■ **Exercise objective**
Here are some entries; quote each one exactly.

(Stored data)
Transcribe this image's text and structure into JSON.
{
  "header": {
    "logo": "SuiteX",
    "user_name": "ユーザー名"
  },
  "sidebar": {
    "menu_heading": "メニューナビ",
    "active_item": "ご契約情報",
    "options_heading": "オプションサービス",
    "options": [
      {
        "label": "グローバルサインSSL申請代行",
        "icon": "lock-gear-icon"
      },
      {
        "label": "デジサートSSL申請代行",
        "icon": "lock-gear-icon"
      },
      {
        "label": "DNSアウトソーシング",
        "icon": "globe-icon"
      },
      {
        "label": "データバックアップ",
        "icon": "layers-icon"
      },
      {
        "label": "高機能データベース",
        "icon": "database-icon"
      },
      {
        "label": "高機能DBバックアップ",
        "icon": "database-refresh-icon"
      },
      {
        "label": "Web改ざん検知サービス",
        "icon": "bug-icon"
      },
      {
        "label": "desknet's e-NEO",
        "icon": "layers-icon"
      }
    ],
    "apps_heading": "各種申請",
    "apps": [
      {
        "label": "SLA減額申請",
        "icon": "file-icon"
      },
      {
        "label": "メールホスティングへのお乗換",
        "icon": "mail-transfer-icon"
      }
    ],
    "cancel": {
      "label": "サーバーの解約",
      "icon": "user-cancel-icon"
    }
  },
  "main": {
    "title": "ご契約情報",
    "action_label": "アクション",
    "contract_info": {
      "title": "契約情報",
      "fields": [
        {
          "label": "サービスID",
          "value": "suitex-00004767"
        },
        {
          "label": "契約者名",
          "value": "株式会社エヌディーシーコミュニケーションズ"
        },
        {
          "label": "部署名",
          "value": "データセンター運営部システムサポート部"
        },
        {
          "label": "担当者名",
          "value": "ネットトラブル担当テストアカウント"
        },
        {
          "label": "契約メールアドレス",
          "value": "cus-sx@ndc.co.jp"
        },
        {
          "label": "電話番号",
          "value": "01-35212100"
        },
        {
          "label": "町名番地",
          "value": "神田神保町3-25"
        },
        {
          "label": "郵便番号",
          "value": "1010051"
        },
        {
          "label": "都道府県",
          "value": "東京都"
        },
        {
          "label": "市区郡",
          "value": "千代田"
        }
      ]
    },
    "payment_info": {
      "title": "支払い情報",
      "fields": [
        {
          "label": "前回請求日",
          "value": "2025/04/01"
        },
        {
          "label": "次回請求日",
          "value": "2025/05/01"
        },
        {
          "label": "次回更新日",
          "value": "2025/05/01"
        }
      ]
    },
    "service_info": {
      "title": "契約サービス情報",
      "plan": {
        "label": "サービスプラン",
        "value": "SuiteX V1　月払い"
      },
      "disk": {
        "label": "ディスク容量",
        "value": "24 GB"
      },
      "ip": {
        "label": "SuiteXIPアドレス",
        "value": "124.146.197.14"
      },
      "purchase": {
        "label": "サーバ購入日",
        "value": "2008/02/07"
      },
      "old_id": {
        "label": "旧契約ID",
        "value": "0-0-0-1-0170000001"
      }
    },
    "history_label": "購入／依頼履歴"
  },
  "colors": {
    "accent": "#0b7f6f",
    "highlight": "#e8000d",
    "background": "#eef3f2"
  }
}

■ **Exercise response**
Transcribe this image's text and structure into JSON.
{
  "header": {
    "logo": "SuiteX",
    "user_name": "ユーザー名"
  },
  "sidebar": {
    "menu_heading": "メニューナビ",
    "active_item": "ご契約情報",
    "options_heading": "オプションサービス",
    "options": [
      {
        "label": "グローバルサインSSL申請代行",
        "icon": "lock-gear-icon"
      },
      {
        "label": "デジサートSSL申請代行",
        "icon": "lock-gear-icon"
      },
      {
        "label": "DNSアウトソーシング",
        "icon": "globe-icon"
      },
      {
        "label": "データバックアップ",
        "icon": "layers-icon"
      },
      {
        "label": "高機能データベース",
        "icon": "database-icon"
      },
      {
        "label": "高機能DBバックアップ",
        "icon": "database-refresh-icon"
      },
      {
        "label": "Web改ざん検知サービス",
        "icon": "bug-icon"
      },
      {
        "label": "desknet's e-NEO",
        "icon": "layers-icon"
      }
    ],
    "apps_heading": "各種申請",
    "apps": [
      {
        "label": "SLA減額申請",
        "icon": "file-icon"
      },
      {
        "label": "メールホスティングへのお乗換",
        "icon": "mail-transfer-icon"
      }
    ],
    "cancel": {
      "label": "サーバーの解約",
      "icon": "user-cancel-icon"
    }
  },
  "main": {
    "title": "ご契約情報",
    "action_label": "アクション",
    "contract_info": {
      "title": "契約情報",
      "fields": [
        {
          "label": "サービスID",
          "value": "suitex-00004767"
        },
        {
          "label": "契約者名",
          "value": "株式会社エヌディーシーコミュニケーションズ"
        },
        {
          "label": "部署名",
          "value": "データセンター運営部システムサポート部"
        },
        {
          "label": "担当者名",
          "value": "ネットトラブル担当テストアカウント"
        },
        {
          "label": "契約メールアドレス",
          "value": "cus-sx@ndc.co.jp"
        },
        {
          "label": "電話番号",
          "value": "01-35212100"
        },
        {
          "label": "町名番地",
          "value": "神田神保町3-25"
        },
        {
          "label": "郵便番号",
          "value": "1010051"
        },
        {
          "label": "都道府県",
          "value": "東京都"
        },
        {
          "label": "市区郡",
          "value": "千代田"
        }
      ]
    },
    "payment_info": {
      "title": "支払い情報",
      "fields": [
        {
          "label": "前回請求日",
          "value": "2025/04/01"
        },
        {
          "label": "次回請求日",
          "value": "2025/05/01"
        },
        {
          "label": "次回更新日",
          "value": "2025/05/01"
        }
      ]
    },
    "service_info": {
      "title": "契約サービス情報",
      "plan": {
        "label": "サービスプラン",
        "value": "SuiteX V1　月払い"
      },
      "disk": {
        "label": "ディスク容量",
        "value": "24 GB"
      },
      "ip": {
        "label": "SuiteXIPアドレス",
        "value": "124.146.197.14"
      },
      "purchase": {
        "label": "サーバ購入日",
        "value": "2008/02/07"
      },
      "old_id": {
        "label": "旧契約ID",
        "value": "0-0-0-1-0170000001"
      }
    },
    "history_label": "購入／依頼履歴"
  },
  "colors": {
    "accent": "#0b7f6f",
    "highlight": "#e8000d",
    "background": "#eef3f2"
  }
}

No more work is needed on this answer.